### REQUIRED TASK
Print every entry exactly as written.

Stored data:
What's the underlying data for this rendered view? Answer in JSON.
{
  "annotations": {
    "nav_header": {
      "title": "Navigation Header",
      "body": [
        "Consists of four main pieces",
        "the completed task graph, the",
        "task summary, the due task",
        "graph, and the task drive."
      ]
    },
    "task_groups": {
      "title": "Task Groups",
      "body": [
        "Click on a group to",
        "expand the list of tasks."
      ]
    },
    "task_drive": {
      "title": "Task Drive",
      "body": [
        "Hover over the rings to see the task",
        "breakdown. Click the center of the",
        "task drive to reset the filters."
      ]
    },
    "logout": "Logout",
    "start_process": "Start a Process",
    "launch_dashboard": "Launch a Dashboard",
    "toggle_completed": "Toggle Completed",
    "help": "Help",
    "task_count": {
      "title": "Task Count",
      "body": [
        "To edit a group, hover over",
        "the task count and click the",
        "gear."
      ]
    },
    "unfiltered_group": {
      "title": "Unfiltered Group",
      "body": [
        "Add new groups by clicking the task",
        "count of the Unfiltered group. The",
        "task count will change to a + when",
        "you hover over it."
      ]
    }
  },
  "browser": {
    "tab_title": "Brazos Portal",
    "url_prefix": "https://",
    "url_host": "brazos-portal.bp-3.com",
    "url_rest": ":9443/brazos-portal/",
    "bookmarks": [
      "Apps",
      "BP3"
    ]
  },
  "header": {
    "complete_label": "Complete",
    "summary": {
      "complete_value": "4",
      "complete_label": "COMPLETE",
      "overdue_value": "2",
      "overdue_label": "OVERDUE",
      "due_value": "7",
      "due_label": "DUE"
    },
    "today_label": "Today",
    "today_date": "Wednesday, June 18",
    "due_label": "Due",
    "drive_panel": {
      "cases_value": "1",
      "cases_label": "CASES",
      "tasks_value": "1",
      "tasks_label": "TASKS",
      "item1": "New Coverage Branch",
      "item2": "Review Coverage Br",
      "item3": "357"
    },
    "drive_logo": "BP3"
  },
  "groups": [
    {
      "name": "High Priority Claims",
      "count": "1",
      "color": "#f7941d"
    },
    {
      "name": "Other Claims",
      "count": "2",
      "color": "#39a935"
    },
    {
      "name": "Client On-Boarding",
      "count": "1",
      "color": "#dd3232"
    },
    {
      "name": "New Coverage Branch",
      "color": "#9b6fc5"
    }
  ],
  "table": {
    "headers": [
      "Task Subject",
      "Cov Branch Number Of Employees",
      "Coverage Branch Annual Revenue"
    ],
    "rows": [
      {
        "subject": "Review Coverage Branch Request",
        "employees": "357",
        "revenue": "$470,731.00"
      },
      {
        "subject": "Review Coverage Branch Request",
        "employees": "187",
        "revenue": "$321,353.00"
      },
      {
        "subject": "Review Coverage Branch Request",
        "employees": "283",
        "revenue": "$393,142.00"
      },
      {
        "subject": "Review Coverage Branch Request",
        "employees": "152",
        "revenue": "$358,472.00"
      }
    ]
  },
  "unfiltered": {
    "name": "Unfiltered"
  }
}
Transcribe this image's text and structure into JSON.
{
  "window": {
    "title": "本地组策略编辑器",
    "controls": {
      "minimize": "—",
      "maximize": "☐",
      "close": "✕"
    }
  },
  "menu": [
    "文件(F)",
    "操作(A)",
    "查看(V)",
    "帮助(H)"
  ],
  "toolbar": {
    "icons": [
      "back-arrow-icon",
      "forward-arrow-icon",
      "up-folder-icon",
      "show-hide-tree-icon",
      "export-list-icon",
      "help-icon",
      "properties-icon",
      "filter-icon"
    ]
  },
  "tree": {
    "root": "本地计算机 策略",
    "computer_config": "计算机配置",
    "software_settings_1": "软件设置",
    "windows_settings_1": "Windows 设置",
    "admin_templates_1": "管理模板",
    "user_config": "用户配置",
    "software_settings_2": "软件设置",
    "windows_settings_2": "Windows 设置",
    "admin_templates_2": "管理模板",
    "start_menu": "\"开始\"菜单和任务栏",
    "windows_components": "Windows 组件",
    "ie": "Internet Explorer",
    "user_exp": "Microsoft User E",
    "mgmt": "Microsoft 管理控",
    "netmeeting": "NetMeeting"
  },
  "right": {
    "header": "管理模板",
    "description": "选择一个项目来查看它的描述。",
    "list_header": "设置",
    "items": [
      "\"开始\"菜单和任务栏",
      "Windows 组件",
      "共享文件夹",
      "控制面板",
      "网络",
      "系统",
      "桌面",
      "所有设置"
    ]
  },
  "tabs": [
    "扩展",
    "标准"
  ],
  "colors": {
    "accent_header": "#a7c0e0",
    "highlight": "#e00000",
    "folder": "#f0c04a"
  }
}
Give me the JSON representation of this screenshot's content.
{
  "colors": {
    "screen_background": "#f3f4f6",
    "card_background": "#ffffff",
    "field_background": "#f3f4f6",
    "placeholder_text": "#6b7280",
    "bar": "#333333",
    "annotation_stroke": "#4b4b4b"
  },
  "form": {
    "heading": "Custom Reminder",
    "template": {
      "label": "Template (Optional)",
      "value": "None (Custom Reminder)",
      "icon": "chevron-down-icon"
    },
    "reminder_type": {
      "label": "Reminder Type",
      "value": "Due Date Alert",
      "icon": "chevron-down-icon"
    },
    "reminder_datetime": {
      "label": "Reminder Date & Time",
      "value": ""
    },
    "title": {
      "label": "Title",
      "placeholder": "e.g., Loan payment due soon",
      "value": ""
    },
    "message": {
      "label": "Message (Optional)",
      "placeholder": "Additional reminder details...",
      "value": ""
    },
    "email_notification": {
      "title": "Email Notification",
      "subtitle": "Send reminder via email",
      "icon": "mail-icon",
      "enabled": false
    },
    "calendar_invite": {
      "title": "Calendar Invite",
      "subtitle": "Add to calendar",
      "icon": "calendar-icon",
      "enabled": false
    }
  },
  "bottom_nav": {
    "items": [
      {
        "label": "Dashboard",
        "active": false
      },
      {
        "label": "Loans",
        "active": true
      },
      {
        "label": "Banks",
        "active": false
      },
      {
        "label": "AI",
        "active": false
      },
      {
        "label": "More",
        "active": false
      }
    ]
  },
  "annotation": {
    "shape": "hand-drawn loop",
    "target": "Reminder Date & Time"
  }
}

### TASK OUTPUT
What's the underlying data for this rendered view? Answer in JSON.
{
  "annotations": {
    "nav_header": {
      "title": "Navigation Header",
      "body": [
        "Consists of four main pieces",
        "the completed task graph, the",
        "task summary, the due task",
        "graph, and the task drive."
      ]
    },
    "task_groups": {
      "title": "Task Groups",
      "body": [
        "Click on a group to",
        "expand the list of tasks."
      ]
    },
    "task_drive": {
      "title": "Task Drive",
      "body": [
        "Hover over the rings to see the task",
        "breakdown. Click the center of the",
        "task drive to reset the filters."
      ]
    },
    "logout": "Logout",
    "start_process": "Start a Process",
    "launch_dashboard": "Launch a Dashboard",
    "toggle_completed": "Toggle Completed",
    "help": "Help",
    "task_count": {
      "title": "Task Count",
      "body": [
        "To edit a group, hover over",
        "the task count and click the",
        "gear."
      ]
    },
    "unfiltered_group": {
      "title": "Unfiltered Group",
      "body": [
        "Add new groups by clicking the task",
        "count of the Unfiltered group. The",
        "task count will change to a + when",
        "you hover over it."
      ]
    }
  },
  "browser": {
    "tab_title": "Brazos Portal",
    "url_prefix": "https://",
    "url_host": "brazos-portal.bp-3.com",
    "url_rest": ":9443/brazos-portal/",
    "bookmarks": [
      "Apps",
      "BP3"
    ]
  },
  "header": {
    "complete_label": "Complete",
    "summary": {
      "complete_value": "4",
      "complete_label": "COMPLETE",
      "overdue_value": "2",
      "overdue_label": "OVERDUE",
      "due_value": "7",
      "due_label": "DUE"
    },
    "today_label": "Today",
    "today_date": "Wednesday, June 18",
    "due_label": "Due",
    "drive_panel": {
      "cases_value": "1",
      "cases_label": "CASES",
      "tasks_value": "1",
      "tasks_label": "TASKS",
      "item1": "New Coverage Branch",
      "item2": "Review Coverage Br",
      "item3": "357"
    },
    "drive_logo": "BP3"
  },
  "groups": [
    {
      "name": "High Priority Claims",
      "count": "1",
      "color": "#f7941d"
    },
    {
      "name": "Other Claims",
      "count": "2",
      "color": "#39a935"
    },
    {
      "name": "Client On-Boarding",
      "count": "1",
      "color": "#dd3232"
    },
    {
      "name": "New Coverage Branch",
      "color": "#9b6fc5"
    }
  ],
  "table": {
    "headers": [
      "Task Subject",
      "Cov Branch Number Of Employees",
      "Coverage Branch Annual Revenue"
    ],
    "rows": [
      {
        "subject": "Review Coverage Branch Request",
        "employees": "357",
        "revenue": "$470,731.00"
      },
      {
        "subject": "Review Coverage Branch Request",
        "employees": "187",
        "revenue": "$321,353.00"
      },
      {
        "subject": "Review Coverage Branch Request",
        "employees": "283",
        "revenue": "$393,142.00"
      },
      {
        "subject": "Review Coverage Branch Request",
        "employees": "152",
        "revenue": "$358,472.00"
      }
    ]
  },
  "unfiltered": {
    "name": "Unfiltered"
  }
}
Transcribe this image's text and structure into JSON.
{
  "window": {
    "title": "本地组策略编辑器",
    "controls": {
      "minimize": "—",
      "maximize": "☐",
      "close": "✕"
    }
  },
  "menu": [
    "文件(F)",
    "操作(A)",
    "查看(V)",
    "帮助(H)"
  ],
  "toolbar": {
    "icons": [
      "back-arrow-icon",
      "forward-arrow-icon",
      "up-folder-icon",
      "show-hide-tree-icon",
      "export-list-icon",
      "help-icon",
      "properties-icon",
      "filter-icon"
    ]
  },
  "tree": {
    "root": "本地计算机 策略",
    "computer_config": "计算机配置",
    "software_settings_1": "软件设置",
    "windows_settings_1": "Windows 设置",
    "admin_templates_1": "管理模板",
    "user_config": "用户配置",
    "software_settings_2": "软件设置",
    "windows_settings_2": "Windows 设置",
    "admin_templates_2": "管理模板",
    "start_menu": "\"开始\"菜单和任务栏",
    "windows_components": "Windows 组件",
    "ie": "Internet Explorer",
    "user_exp": "Microsoft User E",
    "mgmt": "Microsoft 管理控",
    "netmeeting": "NetMeeting"
  },
  "right": {
    "header": "管理模板",
    "description": "选择一个项目来查看它的描述。",
    "list_header": "设置",
    "items": [
      "\"开始\"菜单和任务栏",
      "Windows 组件",
      "共享文件夹",
      "控制面板",
      "网络",
      "系统",
      "桌面",
      "所有设置"
    ]
  },
  "tabs": [
    "扩展",
    "标准"
  ],
  "colors": {
    "accent_header": "#a7c0e0",
    "highlight": "#e00000",
    "folder": "#f0c04a"
  }
}
Give me the JSON representation of this screenshot's content.
{
  "colors": {
    "screen_background": "#f3f4f6",
    "card_background": "#ffffff",
    "field_background": "#f3f4f6",
    "placeholder_text": "#6b7280",
    "bar": "#333333",
    "annotation_stroke": "#4b4b4b"
  },
  "form": {
    "heading": "Custom Reminder",
    "template": {
      "label": "Template (Optional)",
      "value": "None (Custom Reminder)",
      "icon": "chevron-down-icon"
    },
    "reminder_type": {
      "label": "Reminder Type",
      "value": "Due Date Alert",
      "icon": "chevron-down-icon"
    },
    "reminder_datetime": {
      "label": "Reminder Date & Time",
      "value": ""
    },
    "title": {
      "label": "Title",
      "placeholder": "e.g., Loan payment due soon",
      "value": ""
    },
    "message": {
      "label": "Message (Optional)",
      "placeholder": "Additional reminder details...",
      "value": ""
    },
    "email_notification": {
      "title": "Email Notification",
      "subtitle": "Send reminder via email",
      "icon": "mail-icon",
      "enabled": false
    },
    "calendar_invite": {
      "title": "Calendar Invite",
      "subtitle": "Add to calendar",
      "icon": "calendar-icon",
      "enabled": false
    }
  },
  "bottom_nav": {
    "items": [
      {
        "label": "Dashboard",
        "active": false
      },
      {
        "label": "Loans",
        "active": true
      },
      {
        "label": "Banks",
        "active": false
      },
      {
        "label": "AI",
        "active": false
      },
      {
        "label": "More",
        "active": false
      }
    ]
  },
  "annotation": {
    "shape": "hand-drawn loop",
    "target": "Reminder Date & Time"
  }
}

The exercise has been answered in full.